▶ _WHAT IS ASKED_
Transcribe every line exactly. Leave the pictures behind.

▶ _LISTING_
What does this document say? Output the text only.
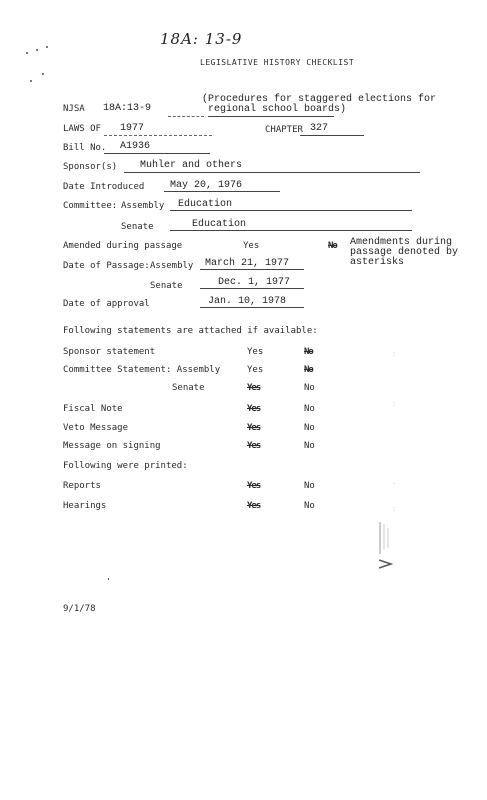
18A: 13-9
LEGISLATIVE HISTORY CHECKLIST
NJSA 18A:13-9
(Procedures for staggered elections for
regional school boards)
LAWS OF 1977	CHAPTER 327
Bill No. A1936
Sponsor(s) Muhler and others
Date Introduced	May 20, 1976
Committee: Assembly Education
Senate	Education
Amended during passage	Yes	No Amendments during
passage denoted by
asterisks
Date of Passage: Assembly March 21, 1977
Senate	Dec. 1, 1977
Date of approval	Jan. 10, 1978
Following statements are attached if available:
Sponsor statement	Yes	No
Committee Statement: Assembly	Yes	No
Senate	Yes	No
Fiscal Note	Yes	No
Veto Message	Yes	No
Message on signing	Yes	No
Following were printed:
Reports	Yes	No
Hearings	Yes	No
:
:
·
:
9/1/78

▶ _WRITTEN ANSWER_
What does this document say? Output the text only.
18A: 13-9
LEGISLATIVE HISTORY CHECKLIST
NJSA 18A:13-9
(Procedures for staggered elections for
regional school boards)
LAWS OF 1977	CHAPTER 327
Bill No. A1936
Sponsor(s) Muhler and others
Date Introduced	May 20, 1976
Committee: Assembly Education
Senate	Education
Amended during passage	Yes	No Amendments during
passage denoted by
asterisks
Date of Passage: Assembly March 21, 1977
Senate	Dec. 1, 1977
Date of approval	Jan. 10, 1978
Following statements are attached if available:
Sponsor statement	Yes	No
Committee Statement: Assembly	Yes	No
Senate	Yes	No
Fiscal Note	Yes	No
Veto Message	Yes	No
Message on signing	Yes	No
Following were printed:
Reports	Yes	No
Hearings	Yes	No
:
:
·
:
9/1/78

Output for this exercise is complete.